## REQUIRED WORK:
Below are the records; collect from them each line containing the string "Vorstandsmitglied".

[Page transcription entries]
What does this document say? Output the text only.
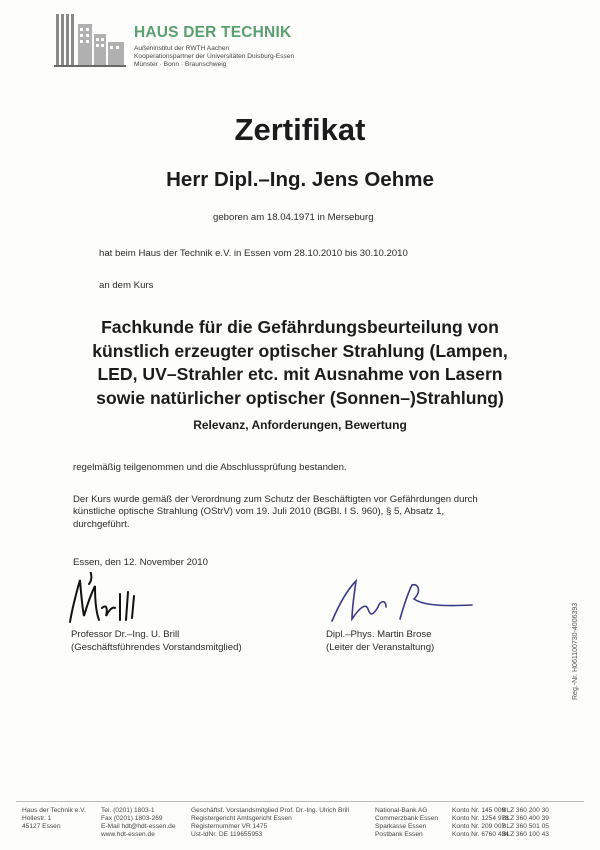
HAUS DER TECHNIK
Außeninstitut der RWTH Aachen
Kooperationspartner der Universitäten Duisburg-Essen
Münster · Bonn · Braunschweig
Zertifikat
Herr Dipl.–Ing. Jens Oehme
geboren am 18.04.1971 in Merseburg
hat beim Haus der Technik e.V. in Essen vom 28.10.2010 bis 30.10.2010
an dem Kurs
Fachkunde für die Gefährdungsbeurteilung von
künstlich erzeugter optischer Strahlung (Lampen,
LED, UV–Strahler etc. mit Ausnahme von Lasern
sowie natürlicher optischer (Sonnen–)Strahlung)
Relevanz, Anforderungen, Bewertung
regelmäßig teilgenommen und die Abschlussprüfung bestanden.
Der Kurs wurde gemäß der Verordnung zum Schutz der Beschäftigten vor Gefährdungen durch
künstliche optische Strahlung (OStrV) vom 19. Juli 2010 (BGBl. I S. 960), § 5, Absatz 1,
durchgeführt.
Essen, den 12. November 2010
Professor Dr.–Ing. U. Brill
(Geschäftsführendes Vorstandsmitglied)
Dipl.–Phys. Martin Brose
(Leiter der Veranstaltung)	Reg.-Nr. H061100730-4006393
Haus der Technik e.V.
Hollestr. 1
45127 Essen
Tel. (0201) 1803-1
Fax (0201) 1803-269
E-Mail hdt@hdt-essen.de
www.hdt-essen.de
Geschäftsf. Vorstandsmitglied Prof. Dr.-Ing. Ulrich Brill
Registergericht Amtsgericht Essen
Registernummer VR 1475
Ust-IdNr. DE 119655953
National-Bank AG
Commerzbank Essen
Sparkasse Essen
Postbank Essen
Konto Nr. 145 009
Konto Nr. 1254 978
Konto Nr. 209 007
Konto Nr. 6760 434
BLZ 360 200 30
BLZ 360 400 39
BLZ 360 501 05
BLZ 360 100 43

## WRITTEN ANSWER:
(Geschäftsführendes Vorstandsmitglied)
Geschäftsf. Vorstandsmitglied Prof. Dr.-Ing. Ulrich Brill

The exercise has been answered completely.